(Data entries)
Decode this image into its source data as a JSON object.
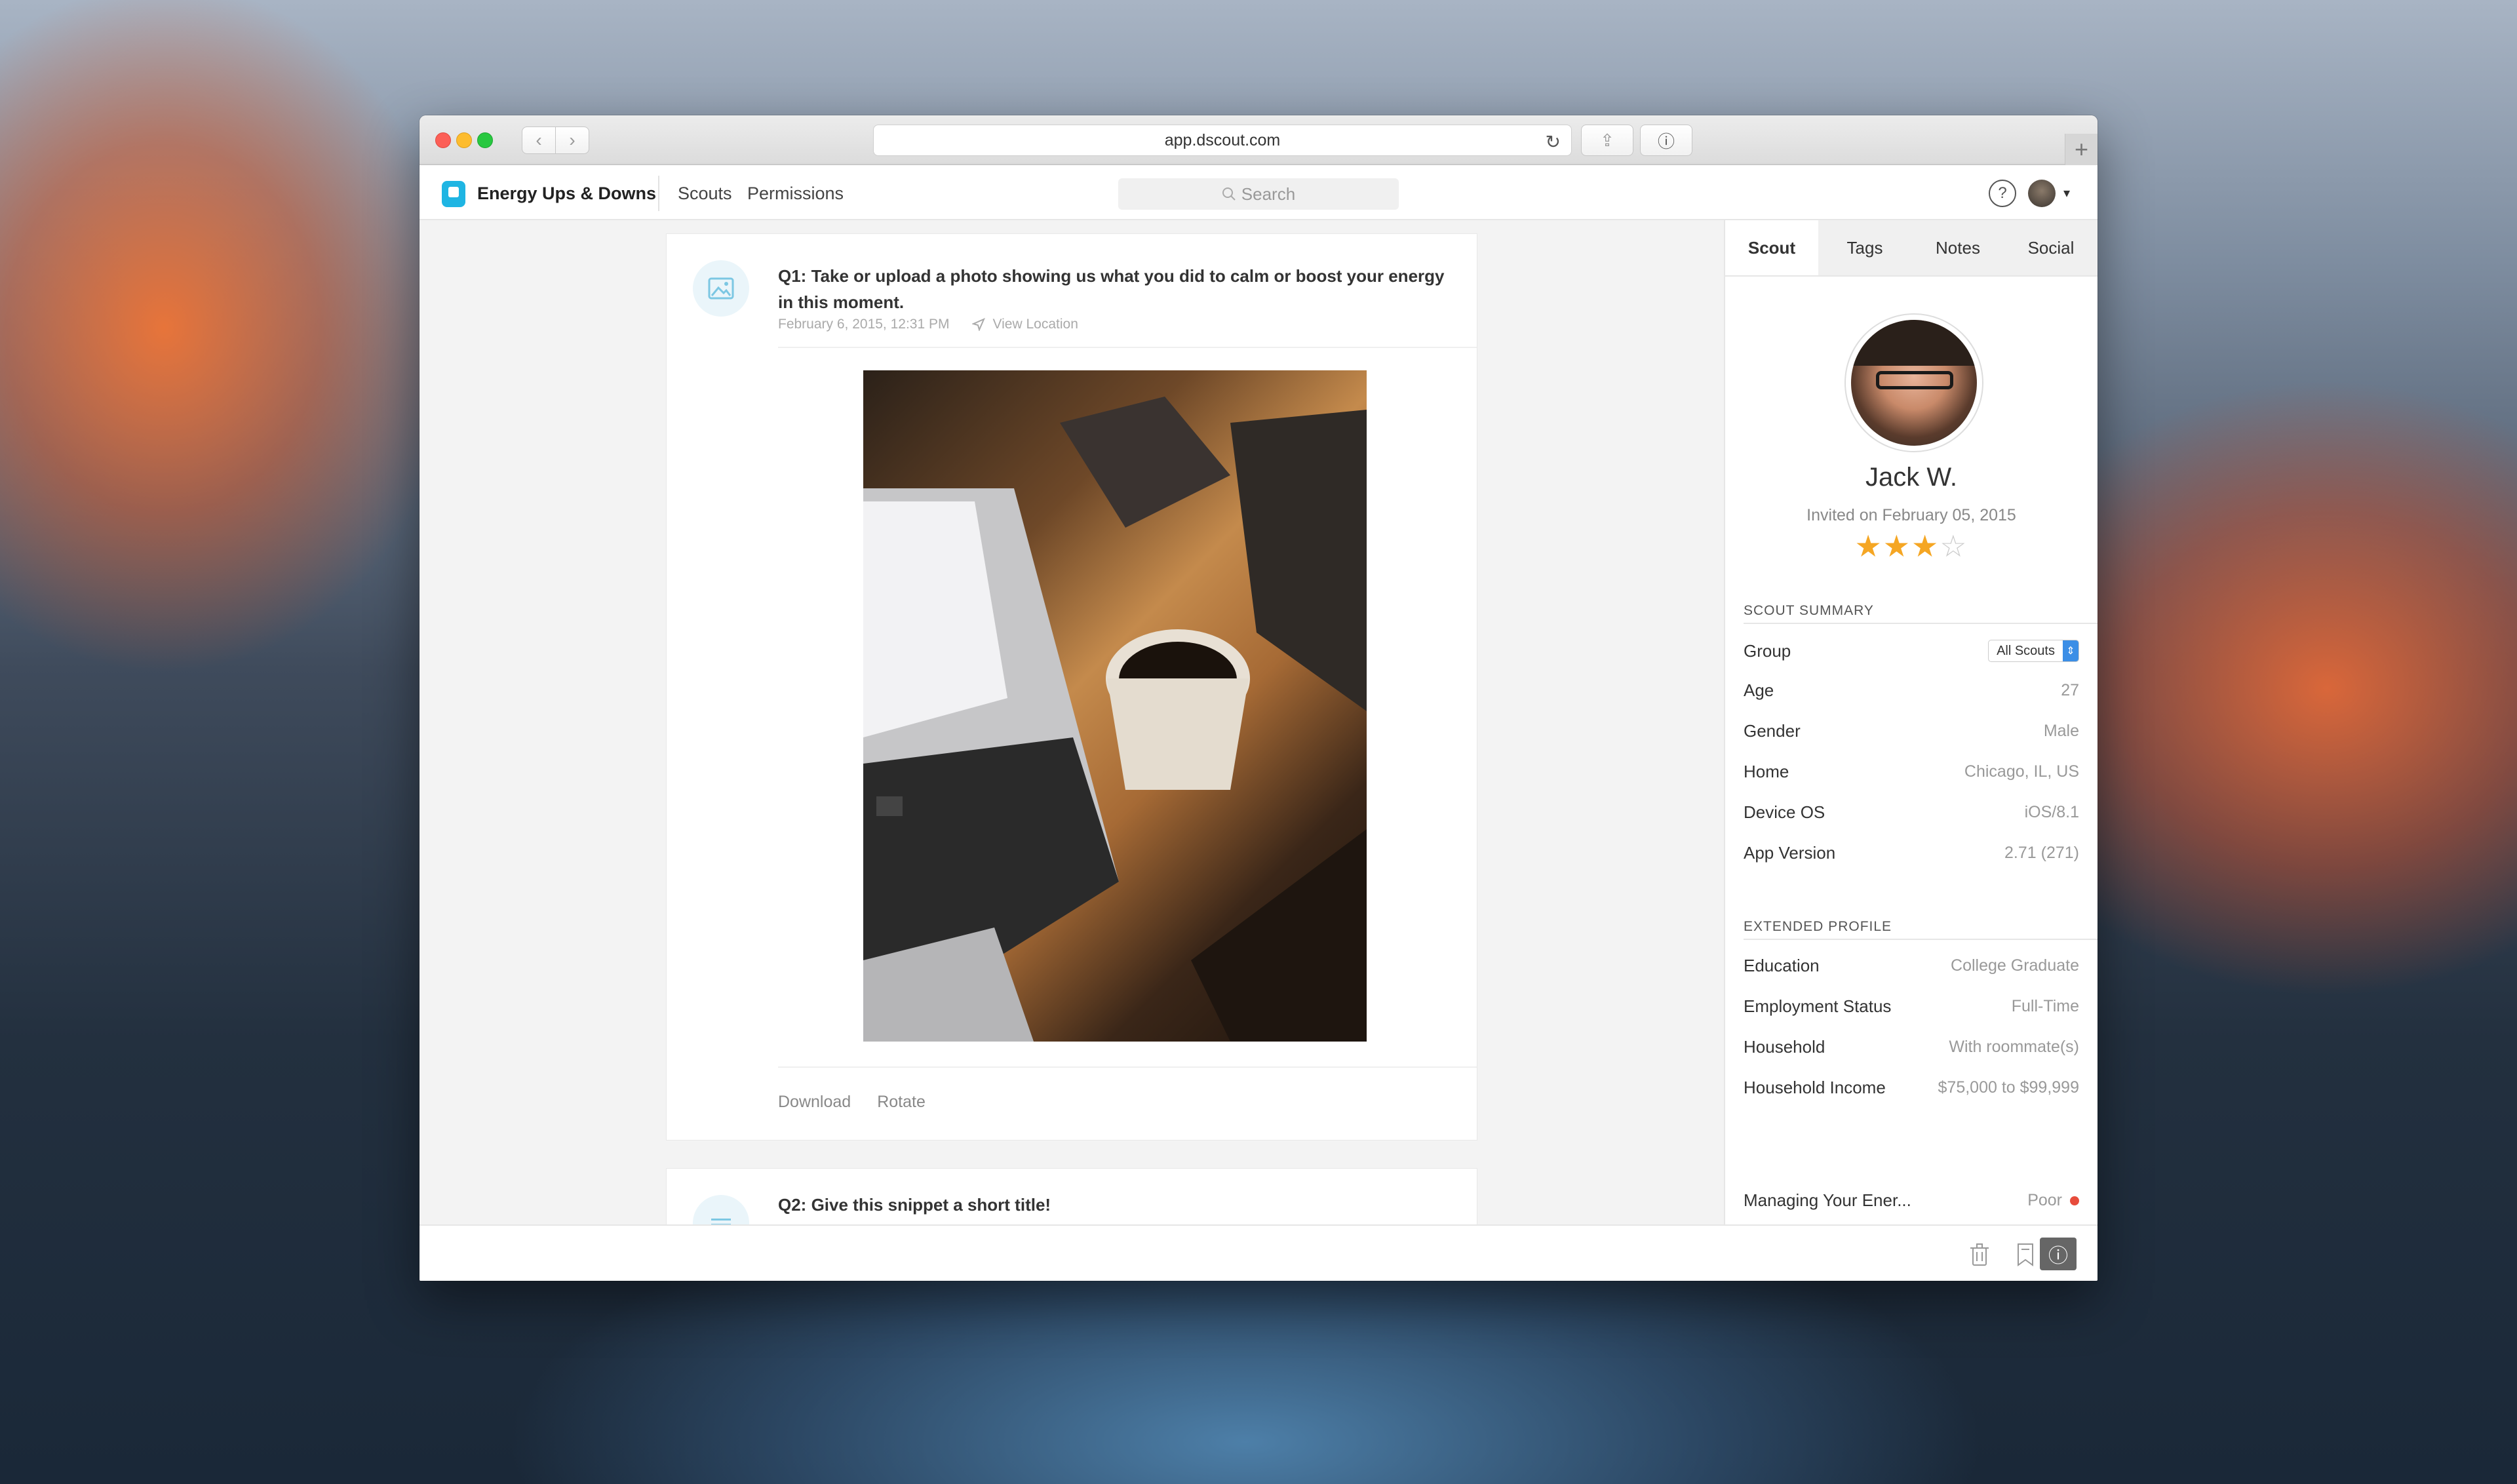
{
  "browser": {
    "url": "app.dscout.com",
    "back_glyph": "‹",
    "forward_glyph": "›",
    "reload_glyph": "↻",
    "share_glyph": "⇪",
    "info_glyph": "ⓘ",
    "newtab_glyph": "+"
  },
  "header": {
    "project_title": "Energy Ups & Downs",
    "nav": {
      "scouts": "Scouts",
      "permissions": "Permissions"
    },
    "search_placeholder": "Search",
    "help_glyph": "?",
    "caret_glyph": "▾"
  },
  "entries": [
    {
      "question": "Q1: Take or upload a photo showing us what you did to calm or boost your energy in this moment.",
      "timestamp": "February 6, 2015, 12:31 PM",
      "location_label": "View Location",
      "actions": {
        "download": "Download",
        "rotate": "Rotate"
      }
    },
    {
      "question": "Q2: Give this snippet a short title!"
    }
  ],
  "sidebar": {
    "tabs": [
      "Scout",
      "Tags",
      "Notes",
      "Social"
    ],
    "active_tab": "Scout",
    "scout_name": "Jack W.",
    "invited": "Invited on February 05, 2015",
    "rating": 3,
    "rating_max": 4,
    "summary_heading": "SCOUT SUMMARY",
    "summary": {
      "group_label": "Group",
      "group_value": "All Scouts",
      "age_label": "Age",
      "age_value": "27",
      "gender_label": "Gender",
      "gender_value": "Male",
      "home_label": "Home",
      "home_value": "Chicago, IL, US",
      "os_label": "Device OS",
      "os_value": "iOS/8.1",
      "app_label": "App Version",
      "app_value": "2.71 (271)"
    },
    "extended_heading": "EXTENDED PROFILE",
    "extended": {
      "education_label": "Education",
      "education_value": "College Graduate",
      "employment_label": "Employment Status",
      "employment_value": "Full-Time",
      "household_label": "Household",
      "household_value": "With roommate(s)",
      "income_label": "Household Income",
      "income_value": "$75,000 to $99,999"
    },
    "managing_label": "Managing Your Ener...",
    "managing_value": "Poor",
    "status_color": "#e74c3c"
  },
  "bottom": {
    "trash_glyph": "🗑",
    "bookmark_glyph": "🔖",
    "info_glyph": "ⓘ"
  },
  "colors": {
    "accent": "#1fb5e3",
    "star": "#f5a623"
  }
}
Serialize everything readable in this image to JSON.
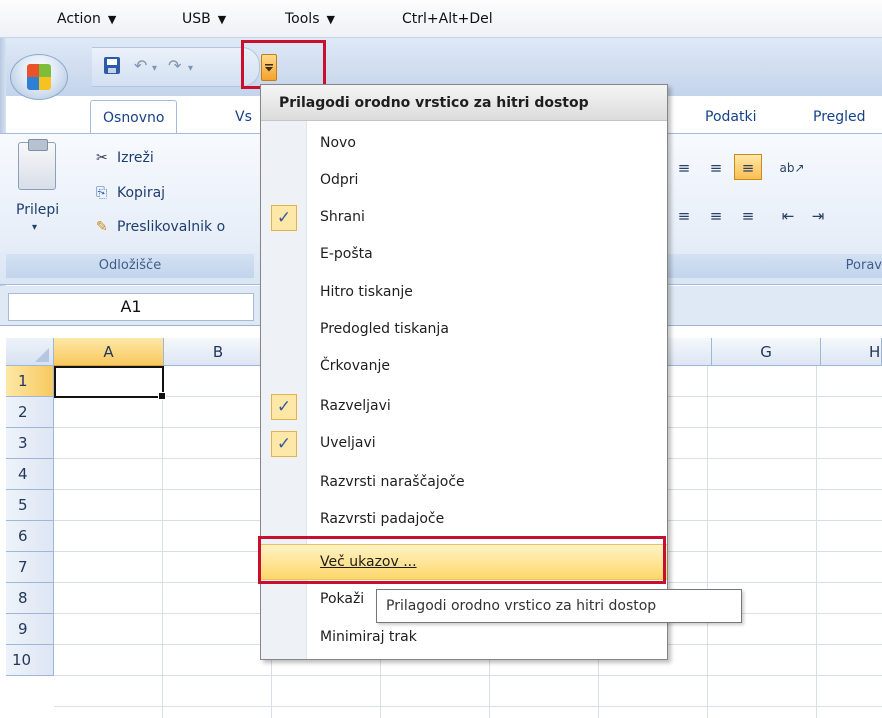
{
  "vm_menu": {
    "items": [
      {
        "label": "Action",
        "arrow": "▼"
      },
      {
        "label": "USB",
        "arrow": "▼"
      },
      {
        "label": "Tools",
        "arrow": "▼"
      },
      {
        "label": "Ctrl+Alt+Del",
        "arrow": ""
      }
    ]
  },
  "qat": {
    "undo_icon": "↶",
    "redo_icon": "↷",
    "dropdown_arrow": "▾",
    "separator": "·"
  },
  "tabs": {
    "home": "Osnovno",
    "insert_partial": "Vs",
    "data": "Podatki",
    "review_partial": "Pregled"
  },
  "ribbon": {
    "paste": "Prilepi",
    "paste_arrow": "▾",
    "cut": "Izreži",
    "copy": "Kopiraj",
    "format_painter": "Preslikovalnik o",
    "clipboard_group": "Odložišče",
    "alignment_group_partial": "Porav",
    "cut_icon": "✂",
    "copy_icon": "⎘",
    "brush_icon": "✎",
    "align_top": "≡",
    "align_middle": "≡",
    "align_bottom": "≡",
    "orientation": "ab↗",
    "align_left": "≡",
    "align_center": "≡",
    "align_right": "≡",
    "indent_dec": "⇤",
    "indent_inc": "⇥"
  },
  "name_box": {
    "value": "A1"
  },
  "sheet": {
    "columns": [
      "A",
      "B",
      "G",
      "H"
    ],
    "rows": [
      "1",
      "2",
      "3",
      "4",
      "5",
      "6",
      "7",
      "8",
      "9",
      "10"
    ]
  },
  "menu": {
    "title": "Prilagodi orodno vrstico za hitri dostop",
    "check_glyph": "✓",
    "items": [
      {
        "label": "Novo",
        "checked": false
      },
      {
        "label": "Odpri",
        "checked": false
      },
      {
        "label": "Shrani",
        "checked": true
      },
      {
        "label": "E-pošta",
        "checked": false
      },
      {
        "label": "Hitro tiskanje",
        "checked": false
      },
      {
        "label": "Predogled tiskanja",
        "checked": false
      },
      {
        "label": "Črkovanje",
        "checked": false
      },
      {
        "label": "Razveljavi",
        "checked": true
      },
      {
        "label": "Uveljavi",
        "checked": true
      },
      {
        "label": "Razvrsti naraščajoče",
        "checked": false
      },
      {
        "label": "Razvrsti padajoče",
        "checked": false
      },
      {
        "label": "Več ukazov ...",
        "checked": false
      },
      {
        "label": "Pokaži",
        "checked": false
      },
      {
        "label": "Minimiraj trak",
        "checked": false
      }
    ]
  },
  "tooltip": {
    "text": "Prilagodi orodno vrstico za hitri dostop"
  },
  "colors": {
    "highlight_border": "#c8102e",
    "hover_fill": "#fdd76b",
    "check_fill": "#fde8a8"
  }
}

◆ WHAT THE TASK REQUIRES
Return the listing above in full and without alteration, excluding its pictures.

◆ COMPLETED EXERCISE
Decode this image into its source data as a JSON object.
{
  "browser": {
    "url": "app.dscout.com",
    "back_glyph": "‹",
    "forward_glyph": "›",
    "reload_glyph": "↻",
    "share_glyph": "⇪",
    "info_glyph": "ⓘ",
    "newtab_glyph": "+"
  },
  "header": {
    "project_title": "Energy Ups & Downs",
    "nav": {
      "scouts": "Scouts",
      "permissions": "Permissions"
    },
    "search_placeholder": "Search",
    "help_glyph": "?",
    "caret_glyph": "▾"
  },
  "entries": [
    {
      "question": "Q1: Take or upload a photo showing us what you did to calm or boost your energy in this moment.",
      "timestamp": "February 6, 2015, 12:31 PM",
      "location_label": "View Location",
      "actions": {
        "download": "Download",
        "rotate": "Rotate"
      }
    },
    {
      "question": "Q2: Give this snippet a short title!"
    }
  ],
  "sidebar": {
    "tabs": [
      "Scout",
      "Tags",
      "Notes",
      "Social"
    ],
    "active_tab": "Scout",
    "scout_name": "Jack W.",
    "invited": "Invited on February 05, 2015",
    "rating": 3,
    "rating_max": 4,
    "summary_heading": "SCOUT SUMMARY",
    "summary": {
      "group_label": "Group",
      "group_value": "All Scouts",
      "age_label": "Age",
      "age_value": "27",
      "gender_label": "Gender",
      "gender_value": "Male",
      "home_label": "Home",
      "home_value": "Chicago, IL, US",
      "os_label": "Device OS",
      "os_value": "iOS/8.1",
      "app_label": "App Version",
      "app_value": "2.71 (271)"
    },
    "extended_heading": "EXTENDED PROFILE",
    "extended": {
      "education_label": "Education",
      "education_value": "College Graduate",
      "employment_label": "Employment Status",
      "employment_value": "Full-Time",
      "household_label": "Household",
      "household_value": "With roommate(s)",
      "income_label": "Household Income",
      "income_value": "$75,000 to $99,999"
    },
    "managing_label": "Managing Your Ener...",
    "managing_value": "Poor",
    "status_color": "#e74c3c"
  },
  "bottom": {
    "trash_glyph": "🗑",
    "bookmark_glyph": "🔖",
    "info_glyph": "ⓘ"
  },
  "colors": {
    "accent": "#1fb5e3",
    "star": "#f5a623"
  }
}
Serialize everything readable in this image to JSON.
{
  "vm_menu": {
    "items": [
      {
        "label": "Action",
        "arrow": "▼"
      },
      {
        "label": "USB",
        "arrow": "▼"
      },
      {
        "label": "Tools",
        "arrow": "▼"
      },
      {
        "label": "Ctrl+Alt+Del",
        "arrow": ""
      }
    ]
  },
  "qat": {
    "undo_icon": "↶",
    "redo_icon": "↷",
    "dropdown_arrow": "▾",
    "separator": "·"
  },
  "tabs": {
    "home": "Osnovno",
    "insert_partial": "Vs",
    "data": "Podatki",
    "review_partial": "Pregled"
  },
  "ribbon": {
    "paste": "Prilepi",
    "paste_arrow": "▾",
    "cut": "Izreži",
    "copy": "Kopiraj",
    "format_painter": "Preslikovalnik o",
    "clipboard_group": "Odložišče",
    "alignment_group_partial": "Porav",
    "cut_icon": "✂",
    "copy_icon": "⎘",
    "brush_icon": "✎",
    "align_top": "≡",
    "align_middle": "≡",
    "align_bottom": "≡",
    "orientation": "ab↗",
    "align_left": "≡",
    "align_center": "≡",
    "align_right": "≡",
    "indent_dec": "⇤",
    "indent_inc": "⇥"
  },
  "name_box": {
    "value": "A1"
  },
  "sheet": {
    "columns": [
      "A",
      "B",
      "G",
      "H"
    ],
    "rows": [
      "1",
      "2",
      "3",
      "4",
      "5",
      "6",
      "7",
      "8",
      "9",
      "10"
    ]
  },
  "menu": {
    "title": "Prilagodi orodno vrstico za hitri dostop",
    "check_glyph": "✓",
    "items": [
      {
        "label": "Novo",
        "checked": false
      },
      {
        "label": "Odpri",
        "checked": false
      },
      {
        "label": "Shrani",
        "checked": true
      },
      {
        "label": "E-pošta",
        "checked": false
      },
      {
        "label": "Hitro tiskanje",
        "checked": false
      },
      {
        "label": "Predogled tiskanja",
        "checked": false
      },
      {
        "label": "Črkovanje",
        "checked": false
      },
      {
        "label": "Razveljavi",
        "checked": true
      },
      {
        "label": "Uveljavi",
        "checked": true
      },
      {
        "label": "Razvrsti naraščajoče",
        "checked": false
      },
      {
        "label": "Razvrsti padajoče",
        "checked": false
      },
      {
        "label": "Več ukazov ...",
        "checked": false
      },
      {
        "label": "Pokaži",
        "checked": false
      },
      {
        "label": "Minimiraj trak",
        "checked": false
      }
    ]
  },
  "tooltip": {
    "text": "Prilagodi orodno vrstico za hitri dostop"
  },
  "colors": {
    "highlight_border": "#c8102e",
    "hover_fill": "#fdd76b",
    "check_fill": "#fde8a8"
  }
}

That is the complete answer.